>> START ENTRIES SUPPLIED
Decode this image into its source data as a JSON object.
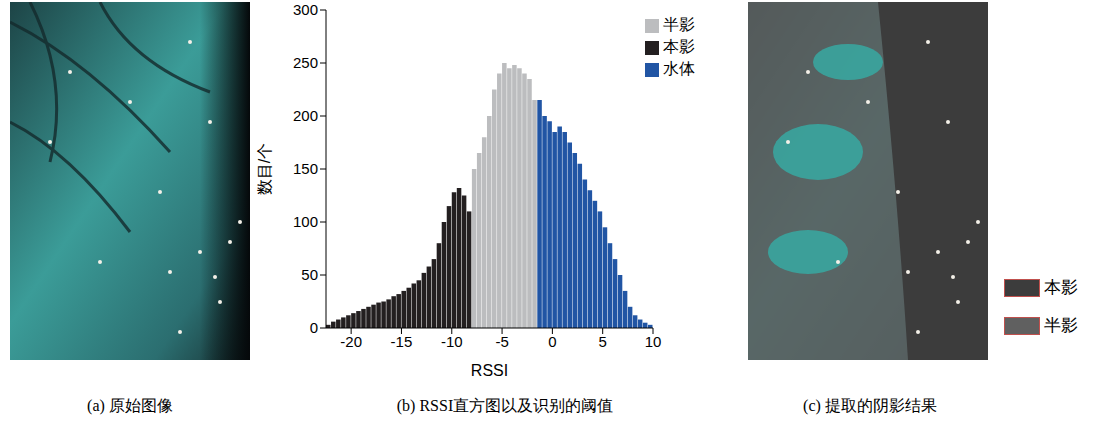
{
  "chart_data": {
    "type": "histogram",
    "xlabel": "RSSI",
    "ylabel": "数目/个",
    "bins": [
      -22.5,
      -22,
      -21.5,
      -21,
      -20.5,
      -20,
      -19.5,
      -19,
      -18.5,
      -18,
      -17.5,
      -17,
      -16.5,
      -16,
      -15.5,
      -15,
      -14.5,
      -14,
      -13.5,
      -13,
      -12.5,
      -12,
      -11.5,
      -11,
      -10.5,
      -10,
      -9.5,
      -9,
      -8.5,
      -8,
      -7.5,
      -7,
      -6.5,
      -6,
      -5.5,
      -5,
      -4.5,
      -4,
      -3.5,
      -3,
      -2.5,
      -2,
      -1.5,
      -1,
      -0.5,
      0,
      0.5,
      1,
      1.5,
      2,
      2.5,
      3,
      3.5,
      4,
      4.5,
      5,
      5.5,
      6,
      6.5,
      7,
      7.5,
      8,
      8.5,
      9,
      9.5,
      10
    ],
    "series": [
      {
        "name": "本影",
        "color": "#231f20",
        "values": [
          3,
          6,
          8,
          10,
          12,
          14,
          16,
          18,
          20,
          22,
          24,
          25,
          27,
          30,
          32,
          35,
          38,
          42,
          45,
          52,
          58,
          65,
          80,
          100,
          115,
          128,
          132,
          125,
          110,
          null,
          null,
          null,
          null,
          null,
          null,
          null,
          null,
          null,
          null,
          null,
          null,
          null,
          null,
          null,
          null,
          null,
          null,
          null,
          null,
          null,
          null,
          null,
          null,
          null,
          null,
          null,
          null,
          null,
          null,
          null,
          null,
          null,
          null,
          null,
          null
        ]
      },
      {
        "name": "半影",
        "color": "#bcbdbf",
        "values": [
          null,
          null,
          null,
          null,
          null,
          null,
          null,
          null,
          null,
          null,
          null,
          null,
          null,
          null,
          null,
          null,
          null,
          null,
          null,
          null,
          null,
          null,
          null,
          null,
          null,
          null,
          null,
          null,
          null,
          150,
          165,
          180,
          200,
          225,
          240,
          250,
          245,
          248,
          245,
          240,
          235,
          215,
          null,
          null,
          null,
          null,
          null,
          null,
          null,
          null,
          null,
          null,
          null,
          null,
          null,
          null,
          null,
          null,
          null,
          null,
          null,
          null,
          null,
          null,
          null
        ]
      },
      {
        "name": "水体",
        "color": "#2155a4",
        "values": [
          null,
          null,
          null,
          null,
          null,
          null,
          null,
          null,
          null,
          null,
          null,
          null,
          null,
          null,
          null,
          null,
          null,
          null,
          null,
          null,
          null,
          null,
          null,
          null,
          null,
          null,
          null,
          null,
          null,
          null,
          null,
          null,
          null,
          null,
          null,
          null,
          null,
          null,
          null,
          null,
          null,
          null,
          215,
          200,
          195,
          185,
          190,
          185,
          175,
          165,
          155,
          140,
          130,
          120,
          110,
          95,
          80,
          65,
          50,
          35,
          20,
          12,
          8,
          5,
          3
        ]
      }
    ],
    "xlim": [
      -22.5,
      10
    ],
    "xticks": [
      -20,
      -15,
      -10,
      -5,
      0,
      5,
      10
    ],
    "ylim": [
      0,
      300
    ],
    "yticks": [
      0,
      50,
      100,
      150,
      200,
      250,
      300
    ],
    "legend": "upper right",
    "grid": false
  },
  "panels": [
    {
      "caption": "(a) 原始图像"
    },
    {
      "caption": "(b) RSSI直方图以及识别的阈值"
    },
    {
      "caption": "(c) 提取的阴影结果",
      "legend": [
        {
          "name": "本影",
          "color": "#3c3c3c"
        },
        {
          "name": "半影",
          "color": "#606060"
        }
      ]
    }
  ]
}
>> END ENTRIES SUPPLIED
**YOUR GOAL**
Pictures stay out; reproduce every line of the records exactly.

**WRITTEN ANSWER**
Decode this image into its source data as a JSON object.
{
  "chart_data": {
    "type": "histogram",
    "xlabel": "RSSI",
    "ylabel": "数目/个",
    "bins": [
      -22.5,
      -22,
      -21.5,
      -21,
      -20.5,
      -20,
      -19.5,
      -19,
      -18.5,
      -18,
      -17.5,
      -17,
      -16.5,
      -16,
      -15.5,
      -15,
      -14.5,
      -14,
      -13.5,
      -13,
      -12.5,
      -12,
      -11.5,
      -11,
      -10.5,
      -10,
      -9.5,
      -9,
      -8.5,
      -8,
      -7.5,
      -7,
      -6.5,
      -6,
      -5.5,
      -5,
      -4.5,
      -4,
      -3.5,
      -3,
      -2.5,
      -2,
      -1.5,
      -1,
      -0.5,
      0,
      0.5,
      1,
      1.5,
      2,
      2.5,
      3,
      3.5,
      4,
      4.5,
      5,
      5.5,
      6,
      6.5,
      7,
      7.5,
      8,
      8.5,
      9,
      9.5,
      10
    ],
    "series": [
      {
        "name": "本影",
        "color": "#231f20",
        "values": [
          3,
          6,
          8,
          10,
          12,
          14,
          16,
          18,
          20,
          22,
          24,
          25,
          27,
          30,
          32,
          35,
          38,
          42,
          45,
          52,
          58,
          65,
          80,
          100,
          115,
          128,
          132,
          125,
          110,
          null,
          null,
          null,
          null,
          null,
          null,
          null,
          null,
          null,
          null,
          null,
          null,
          null,
          null,
          null,
          null,
          null,
          null,
          null,
          null,
          null,
          null,
          null,
          null,
          null,
          null,
          null,
          null,
          null,
          null,
          null,
          null,
          null,
          null,
          null,
          null
        ]
      },
      {
        "name": "半影",
        "color": "#bcbdbf",
        "values": [
          null,
          null,
          null,
          null,
          null,
          null,
          null,
          null,
          null,
          null,
          null,
          null,
          null,
          null,
          null,
          null,
          null,
          null,
          null,
          null,
          null,
          null,
          null,
          null,
          null,
          null,
          null,
          null,
          null,
          150,
          165,
          180,
          200,
          225,
          240,
          250,
          245,
          248,
          245,
          240,
          235,
          215,
          null,
          null,
          null,
          null,
          null,
          null,
          null,
          null,
          null,
          null,
          null,
          null,
          null,
          null,
          null,
          null,
          null,
          null,
          null,
          null,
          null,
          null,
          null
        ]
      },
      {
        "name": "水体",
        "color": "#2155a4",
        "values": [
          null,
          null,
          null,
          null,
          null,
          null,
          null,
          null,
          null,
          null,
          null,
          null,
          null,
          null,
          null,
          null,
          null,
          null,
          null,
          null,
          null,
          null,
          null,
          null,
          null,
          null,
          null,
          null,
          null,
          null,
          null,
          null,
          null,
          null,
          null,
          null,
          null,
          null,
          null,
          null,
          null,
          null,
          215,
          200,
          195,
          185,
          190,
          185,
          175,
          165,
          155,
          140,
          130,
          120,
          110,
          95,
          80,
          65,
          50,
          35,
          20,
          12,
          8,
          5,
          3
        ]
      }
    ],
    "xlim": [
      -22.5,
      10
    ],
    "xticks": [
      -20,
      -15,
      -10,
      -5,
      0,
      5,
      10
    ],
    "ylim": [
      0,
      300
    ],
    "yticks": [
      0,
      50,
      100,
      150,
      200,
      250,
      300
    ],
    "legend": "upper right",
    "grid": false
  },
  "panels": [
    {
      "caption": "(a) 原始图像"
    },
    {
      "caption": "(b) RSSI直方图以及识别的阈值"
    },
    {
      "caption": "(c) 提取的阴影结果",
      "legend": [
        {
          "name": "本影",
          "color": "#3c3c3c"
        },
        {
          "name": "半影",
          "color": "#606060"
        }
      ]
    }
  ]
}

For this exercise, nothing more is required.